Quote, without change, all of the lines that follow.

━━━━━━

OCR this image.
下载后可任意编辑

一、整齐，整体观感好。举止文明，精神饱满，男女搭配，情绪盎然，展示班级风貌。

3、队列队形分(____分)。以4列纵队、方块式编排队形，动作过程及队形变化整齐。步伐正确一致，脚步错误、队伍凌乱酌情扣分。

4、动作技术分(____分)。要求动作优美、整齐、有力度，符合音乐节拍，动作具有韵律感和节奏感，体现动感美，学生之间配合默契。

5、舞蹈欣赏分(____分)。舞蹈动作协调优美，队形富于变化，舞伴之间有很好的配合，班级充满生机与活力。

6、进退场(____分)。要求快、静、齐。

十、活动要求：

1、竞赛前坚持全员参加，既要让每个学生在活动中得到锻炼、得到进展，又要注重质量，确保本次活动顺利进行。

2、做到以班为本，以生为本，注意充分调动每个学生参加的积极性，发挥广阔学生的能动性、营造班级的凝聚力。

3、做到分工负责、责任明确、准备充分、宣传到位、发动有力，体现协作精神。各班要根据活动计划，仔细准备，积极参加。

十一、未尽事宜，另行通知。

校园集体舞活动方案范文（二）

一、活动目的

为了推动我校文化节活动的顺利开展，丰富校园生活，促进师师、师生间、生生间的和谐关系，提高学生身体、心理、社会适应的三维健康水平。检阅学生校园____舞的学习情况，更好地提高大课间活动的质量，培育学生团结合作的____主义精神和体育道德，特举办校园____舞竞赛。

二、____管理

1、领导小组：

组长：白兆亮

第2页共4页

━━━━━━

▶ [WORKED ANSWER]:
OCR this image.
下载后可任意编辑

一、整齐，整体观感好。举止文明，精神饱满，男女搭配，情绪盎然，展示班级风貌。

3、队列队形分(____分)。以4列纵队、方块式编排队形，动作过程及队形变化整齐。步伐正确一致，脚步错误、队伍凌乱酌情扣分。

4、动作技术分(____分)。要求动作优美、整齐、有力度，符合音乐节拍，动作具有韵律感和节奏感，体现动感美，学生之间配合默契。

5、舞蹈欣赏分(____分)。舞蹈动作协调优美，队形富于变化，舞伴之间有很好的配合，班级充满生机与活力。

6、进退场(____分)。要求快、静、齐。

十、活动要求：

1、竞赛前坚持全员参加，既要让每个学生在活动中得到锻炼、得到进展，又要注重质量，确保本次活动顺利进行。

2、做到以班为本，以生为本，注意充分调动每个学生参加的积极性，发挥广阔学生的能动性、营造班级的凝聚力。

3、做到分工负责、责任明确、准备充分、宣传到位、发动有力，体现协作精神。各班要根据活动计划，仔细准备，积极参加。

十一、未尽事宜，另行通知。

校园集体舞活动方案范文（二）

一、活动目的

为了推动我校文化节活动的顺利开展，丰富校园生活，促进师师、师生间、生生间的和谐关系，提高学生身体、心理、社会适应的三维健康水平。检阅学生校园____舞的学习情况，更好地提高大课间活动的质量，培育学生团结合作的____主义精神和体育道德，特举办校园____舞竞赛。

二、____管理

1、领导小组：

组长：白兆亮

第2页共4页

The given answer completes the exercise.